Saved entries:
========================================================================
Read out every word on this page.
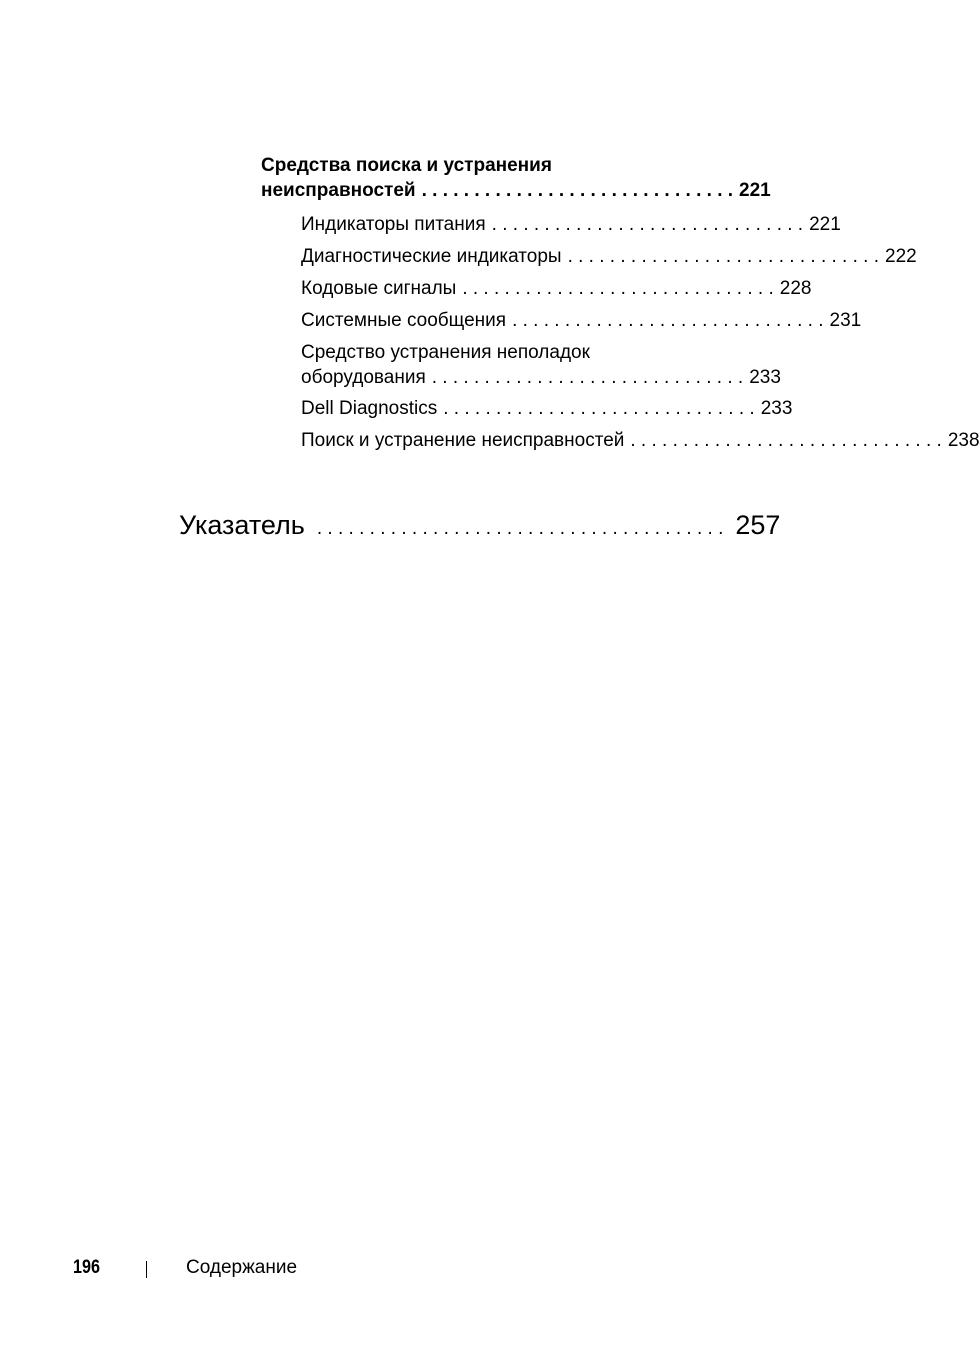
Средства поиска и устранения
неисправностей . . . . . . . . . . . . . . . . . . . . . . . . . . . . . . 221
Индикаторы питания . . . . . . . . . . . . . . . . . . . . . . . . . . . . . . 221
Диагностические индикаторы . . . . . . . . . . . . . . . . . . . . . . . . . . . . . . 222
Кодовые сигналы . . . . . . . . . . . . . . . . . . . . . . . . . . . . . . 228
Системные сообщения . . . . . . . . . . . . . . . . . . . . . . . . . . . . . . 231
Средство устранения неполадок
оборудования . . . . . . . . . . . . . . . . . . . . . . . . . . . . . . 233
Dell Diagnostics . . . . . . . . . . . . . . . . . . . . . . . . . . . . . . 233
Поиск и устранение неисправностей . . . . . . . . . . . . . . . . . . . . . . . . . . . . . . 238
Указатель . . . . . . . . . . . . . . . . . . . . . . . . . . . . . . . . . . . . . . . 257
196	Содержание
========================================================================
Task to carry out – Write out the records above exactly as they stand, leaving out every picture.

Problem solution –
Read out every word on this page.
Средства поиска и устранения
неисправностей . . . . . . . . . . . . . . . . . . . . . . . . . . . . . . 221
Индикаторы питания . . . . . . . . . . . . . . . . . . . . . . . . . . . . . . 221
Диагностические индикаторы . . . . . . . . . . . . . . . . . . . . . . . . . . . . . . 222
Кодовые сигналы . . . . . . . . . . . . . . . . . . . . . . . . . . . . . . 228
Системные сообщения . . . . . . . . . . . . . . . . . . . . . . . . . . . . . . 231
Средство устранения неполадок
оборудования . . . . . . . . . . . . . . . . . . . . . . . . . . . . . . 233
Dell Diagnostics . . . . . . . . . . . . . . . . . . . . . . . . . . . . . . 233
Поиск и устранение неисправностей . . . . . . . . . . . . . . . . . . . . . . . . . . . . . . 238
Указатель . . . . . . . . . . . . . . . . . . . . . . . . . . . . . . . . . . . . . . . 257
196	Содержание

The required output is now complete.